--- Data shown ---

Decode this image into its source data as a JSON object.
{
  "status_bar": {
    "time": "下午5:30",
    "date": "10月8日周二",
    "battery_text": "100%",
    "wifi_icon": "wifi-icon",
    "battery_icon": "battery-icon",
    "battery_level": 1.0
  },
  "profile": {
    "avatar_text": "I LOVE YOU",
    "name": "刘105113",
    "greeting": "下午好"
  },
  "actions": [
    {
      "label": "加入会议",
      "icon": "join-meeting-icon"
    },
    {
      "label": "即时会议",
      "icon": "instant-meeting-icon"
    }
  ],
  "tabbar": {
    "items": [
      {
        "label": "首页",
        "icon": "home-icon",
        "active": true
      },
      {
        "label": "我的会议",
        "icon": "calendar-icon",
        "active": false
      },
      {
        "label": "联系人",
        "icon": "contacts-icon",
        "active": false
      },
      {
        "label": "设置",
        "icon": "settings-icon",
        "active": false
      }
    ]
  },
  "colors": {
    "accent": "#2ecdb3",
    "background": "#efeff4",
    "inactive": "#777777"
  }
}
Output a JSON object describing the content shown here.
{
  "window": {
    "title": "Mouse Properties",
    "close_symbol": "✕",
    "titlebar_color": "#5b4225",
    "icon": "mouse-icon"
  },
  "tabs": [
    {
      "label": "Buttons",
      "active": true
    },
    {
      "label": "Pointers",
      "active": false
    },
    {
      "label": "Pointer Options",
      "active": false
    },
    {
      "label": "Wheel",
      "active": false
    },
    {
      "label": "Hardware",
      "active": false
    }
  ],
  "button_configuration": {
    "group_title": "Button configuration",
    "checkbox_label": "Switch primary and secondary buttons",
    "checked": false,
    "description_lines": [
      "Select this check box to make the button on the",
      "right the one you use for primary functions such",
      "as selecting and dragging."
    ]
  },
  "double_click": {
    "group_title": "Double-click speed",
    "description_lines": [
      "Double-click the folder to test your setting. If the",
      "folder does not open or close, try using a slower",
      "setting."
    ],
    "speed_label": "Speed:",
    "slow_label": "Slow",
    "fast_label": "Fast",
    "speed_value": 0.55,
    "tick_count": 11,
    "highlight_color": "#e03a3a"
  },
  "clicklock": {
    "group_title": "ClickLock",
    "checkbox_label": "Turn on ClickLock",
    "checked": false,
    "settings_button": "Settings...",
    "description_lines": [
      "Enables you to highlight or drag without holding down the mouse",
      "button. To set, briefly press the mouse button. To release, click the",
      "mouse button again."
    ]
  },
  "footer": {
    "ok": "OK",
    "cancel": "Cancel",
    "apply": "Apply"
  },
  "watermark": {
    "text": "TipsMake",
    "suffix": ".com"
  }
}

--- Task prompt ---
Look over the listing above. Pick out and copy every line that includes "icon".

--- Task answer ---
    "wifi_icon": "wifi-icon",
    "battery_icon": "battery-icon",
      "icon": "join-meeting-icon"
      "icon": "instant-meeting-icon"
        "icon": "home-icon",
        "icon": "calendar-icon",
        "icon": "contacts-icon",
        "icon": "settings-icon",
    "icon": "mouse-icon"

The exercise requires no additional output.